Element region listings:
○ ○ ○ ○ ○ ○ ○
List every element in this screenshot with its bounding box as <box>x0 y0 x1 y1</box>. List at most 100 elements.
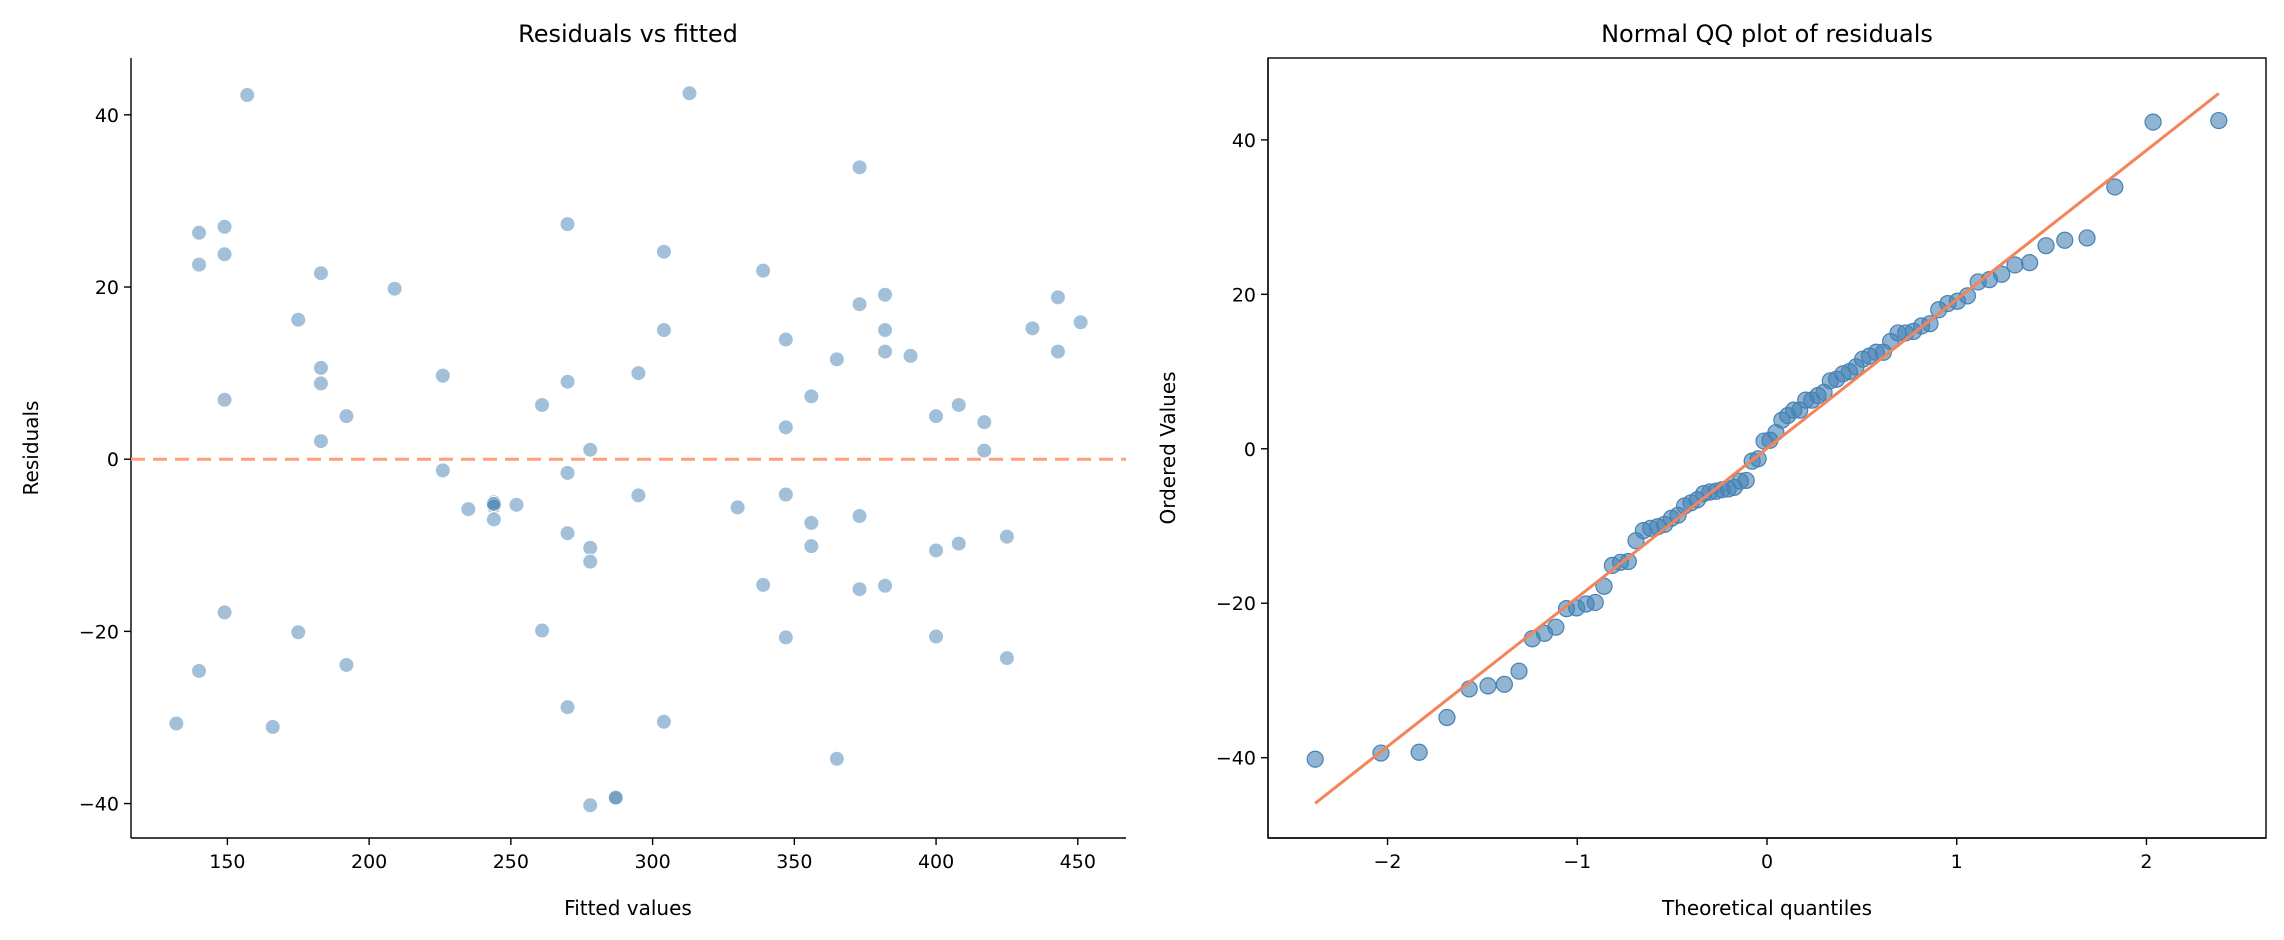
data-point <box>582 539 599 556</box>
x-tick-label: 1 <box>1951 851 1963 873</box>
qq-point <box>2078 229 2096 247</box>
data-point <box>386 280 403 297</box>
x-tick-label: 0 <box>1761 851 1773 873</box>
y-tick: −20 <box>1216 593 1268 615</box>
y-tick: 20 <box>1232 284 1268 306</box>
y-tick-label: 20 <box>95 277 119 299</box>
data-point <box>902 347 919 364</box>
x-tick: −1 <box>1563 838 1591 873</box>
qq-point <box>1410 743 1428 761</box>
data-point <box>290 311 307 328</box>
residuals-vs-fitted-plot: Residuals vs fitted Fitted values Residu… <box>19 20 1126 920</box>
data-point <box>434 367 451 384</box>
qq-point <box>2144 113 2162 131</box>
data-point <box>168 715 185 732</box>
data-point <box>312 265 329 282</box>
plot-title: Residuals vs fitted <box>518 20 738 48</box>
x-tick: 0 <box>1761 838 1773 873</box>
data-point <box>998 528 1015 545</box>
x-tick: 2 <box>2140 838 2153 873</box>
x-tick-label: 450 <box>1060 851 1096 873</box>
data-point <box>877 286 894 303</box>
data-point <box>216 604 233 621</box>
data-point <box>655 322 672 339</box>
data-point <box>559 525 576 542</box>
qq-point <box>1438 708 1456 727</box>
data-point <box>1024 320 1041 337</box>
data-point <box>803 388 820 405</box>
y-tick: 20 <box>95 277 131 299</box>
qq-point <box>1993 265 2011 283</box>
data-point <box>485 511 502 528</box>
y-tick-label: 20 <box>1232 284 1256 306</box>
data-point <box>338 408 355 425</box>
qq-point <box>1921 315 1939 333</box>
data-point <box>828 351 845 368</box>
y-tick-label: 0 <box>107 449 119 471</box>
data-point <box>559 216 576 233</box>
y-tick: −20 <box>79 621 131 643</box>
y-tick-label: 40 <box>1232 130 1256 152</box>
qq-point <box>1749 450 1767 468</box>
data-point <box>928 408 945 425</box>
data-point <box>729 499 746 516</box>
data-point <box>950 535 967 552</box>
data-point <box>559 699 576 716</box>
data-point <box>950 396 967 413</box>
data-point <box>851 508 868 525</box>
y-tick-label: 0 <box>1244 439 1256 461</box>
y-tick-label: −20 <box>79 621 119 643</box>
data-point <box>534 622 551 639</box>
data-point <box>777 419 794 436</box>
qq-fit-line <box>1314 92 2220 805</box>
data-point <box>290 624 307 641</box>
data-point <box>582 797 599 814</box>
data-point <box>655 713 672 730</box>
qq-point <box>1306 750 1324 768</box>
data-point <box>607 789 624 806</box>
data-point <box>681 85 698 102</box>
y-tick-label: −40 <box>1216 748 1256 770</box>
data-point <box>534 396 551 413</box>
data-point <box>216 218 233 235</box>
qq-point <box>2106 178 2124 196</box>
x-tick: 1 <box>1951 838 1963 873</box>
data-point <box>312 433 329 450</box>
x-tick: 150 <box>209 838 246 873</box>
data-point <box>559 373 576 390</box>
qq-point <box>1495 675 1513 693</box>
x-tick-label: 2 <box>2140 851 2152 873</box>
qq-point <box>1547 618 1565 636</box>
data-point <box>264 718 281 735</box>
data-point <box>877 322 894 339</box>
data-point <box>485 495 502 512</box>
data-point <box>851 159 868 176</box>
x-tick: 250 <box>493 838 529 873</box>
y-tick: −40 <box>1216 748 1268 770</box>
x-axis-label: Theoretical quantiles <box>1661 896 1872 920</box>
data-point <box>928 542 945 559</box>
data-point <box>777 331 794 348</box>
data-point <box>851 581 868 598</box>
data-point <box>976 414 993 431</box>
y-tick: 0 <box>1244 439 1268 461</box>
x-tick: 450 <box>1060 838 1096 873</box>
data-point <box>851 296 868 313</box>
data-point <box>803 514 820 531</box>
y-tick-label: 40 <box>95 105 119 127</box>
data-point <box>460 501 477 518</box>
qq-point <box>1586 593 1604 612</box>
data-point <box>191 256 208 273</box>
data-point <box>655 243 672 260</box>
data-point <box>338 656 355 673</box>
y-tick-label: −20 <box>1216 593 1256 615</box>
data-point <box>1049 289 1066 306</box>
qq-plot: Normal QQ plot of residuals Theoretical … <box>1156 20 2267 920</box>
data-point <box>508 496 525 513</box>
data-point <box>1049 343 1066 360</box>
data-point <box>755 262 772 279</box>
data-point <box>191 662 208 679</box>
data-point <box>877 343 894 360</box>
data-point <box>828 750 845 767</box>
x-tick: −2 <box>1374 838 1402 873</box>
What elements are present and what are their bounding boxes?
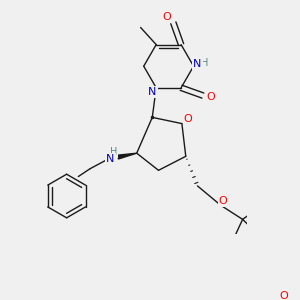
Text: N: N (193, 59, 202, 69)
Text: O: O (206, 92, 215, 102)
Polygon shape (118, 153, 137, 159)
Text: H: H (201, 58, 208, 68)
Text: O: O (280, 291, 288, 300)
Text: O: O (163, 12, 172, 22)
Text: N: N (106, 154, 114, 164)
Text: H: H (110, 147, 117, 158)
Text: N: N (148, 87, 157, 97)
Text: O: O (219, 196, 227, 206)
Text: O: O (184, 114, 193, 124)
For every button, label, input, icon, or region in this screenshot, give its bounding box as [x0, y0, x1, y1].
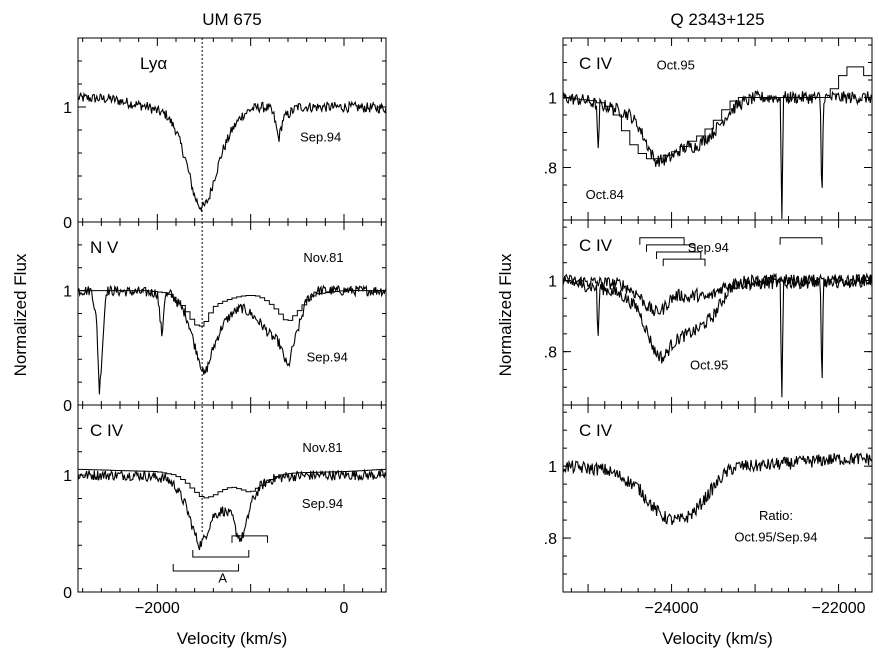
- component-bracket: [779, 237, 823, 245]
- x-tick-label: −24000: [645, 600, 699, 617]
- panel-frame: [562, 404, 873, 593]
- series-line-nov-81: [78, 290, 386, 327]
- ion-label: C IV: [579, 54, 613, 73]
- y-tick-label: 1: [63, 100, 72, 117]
- annotation-label: Oct.95: [690, 357, 728, 372]
- y-tick-label: 0: [63, 215, 72, 232]
- series-line-oct-95: [562, 89, 873, 219]
- ion-label: Lyα: [140, 54, 167, 73]
- annotation-label: A: [218, 571, 227, 586]
- series-line-oct-84: [563, 66, 873, 160]
- component-bracket: [172, 563, 240, 572]
- ion-label: C IV: [579, 236, 613, 255]
- y-tick-label: 0: [63, 585, 72, 602]
- y-axis-label: Normalized Flux: [11, 253, 30, 376]
- x-tick-label: −22000: [812, 600, 866, 617]
- chart-title: Q 2343+125: [670, 10, 764, 29]
- annotation-label: Sep.94: [300, 130, 341, 145]
- component-bracket: [231, 535, 268, 543]
- series-line-oct-95: [562, 272, 873, 398]
- series-line-sep-94: [77, 284, 387, 395]
- annotation-label: Sep.94: [688, 240, 729, 255]
- y-tick-label: 1: [63, 468, 72, 485]
- ion-label: C IV: [90, 421, 124, 440]
- x-axis-label: Velocity (km/s): [177, 629, 288, 648]
- chart-title: UM 675: [202, 10, 262, 29]
- y-tick-label: 1: [548, 91, 557, 108]
- component-bracket: [639, 237, 685, 245]
- y-tick-label: 0: [63, 398, 72, 415]
- ion-label: C IV: [579, 421, 613, 440]
- annotation-label: Ratio:: [759, 508, 793, 523]
- series-line-sep-94: [562, 273, 873, 317]
- y-tick-label: .8: [544, 161, 557, 178]
- series-line-sep-94: [77, 468, 387, 551]
- component-bracket: [662, 258, 706, 267]
- annotation-label: Oct.95/Sep.94: [734, 530, 817, 545]
- x-tick-label: 0: [340, 600, 349, 617]
- annotation-label: Nov.81: [302, 440, 342, 455]
- annotation-label: Oct.84: [586, 187, 624, 202]
- y-tick-label: 1: [63, 284, 72, 301]
- x-axis-label: Velocity (km/s): [662, 629, 773, 648]
- ion-label: N V: [90, 238, 119, 257]
- component-bracket: [192, 549, 250, 558]
- component-bracket: [646, 244, 696, 252]
- y-tick-label: 1: [548, 459, 557, 476]
- series-line-sep-94: [77, 91, 387, 213]
- annotation-label: Oct.95: [657, 58, 695, 73]
- y-tick-label: .8: [544, 531, 557, 548]
- component-bracket: [656, 251, 702, 260]
- y-axis-label: Normalized Flux: [496, 253, 515, 376]
- series-line-ratio: [562, 452, 873, 526]
- annotation-label: Nov.81: [303, 250, 343, 265]
- annotation-label: Sep.94: [307, 350, 348, 365]
- y-tick-label: 1: [548, 273, 557, 290]
- annotation-label: Sep.94: [302, 496, 343, 511]
- x-tick-label: −2000: [135, 600, 180, 617]
- y-tick-label: .8: [544, 345, 557, 362]
- series-line-nov-81: [78, 468, 387, 499]
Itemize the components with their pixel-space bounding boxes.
○ ○ ○ ○ ○ ○ ○
Render the lines as a numbered list, starting at the line with "data-point <box>582 539 599 556</box>" and ending with, and including, the line with "plot-title: Residuals vs". Leave out any blank lines.

EXERCISE OUTPUT:
1. data-point <box>582 539 599 556</box>
2. x-tick-label: 1 <box>1951 851 1963 873</box>
3. qq-point <box>2078 229 2096 247</box>
4. data-point <box>386 280 403 297</box>
5. x-tick-label: 0 <box>1761 851 1773 873</box>
6. y-tick: −20 <box>1216 593 1268 615</box>
7. y-tick: 20 <box>1232 284 1268 306</box>
8. y-tick-label: 20 <box>95 277 119 299</box>
9. data-point <box>902 347 919 364</box>
10. x-tick: −1 <box>1563 838 1591 873</box>
11. qq-point <box>1410 743 1428 761</box>
12. data-point <box>290 311 307 328</box>
13. residuals-vs-fitted-plot: Residuals vs fitted Fitted values Residu… <box>19 20 1126 920</box>
14. data-point <box>434 367 451 384</box>
15. qq-point <box>2144 113 2162 131</box>
16. data-point <box>168 715 185 732</box>
17. data-point <box>312 265 329 282</box>
18. plot-title: Residuals vs fitted <box>518 20 738 48</box>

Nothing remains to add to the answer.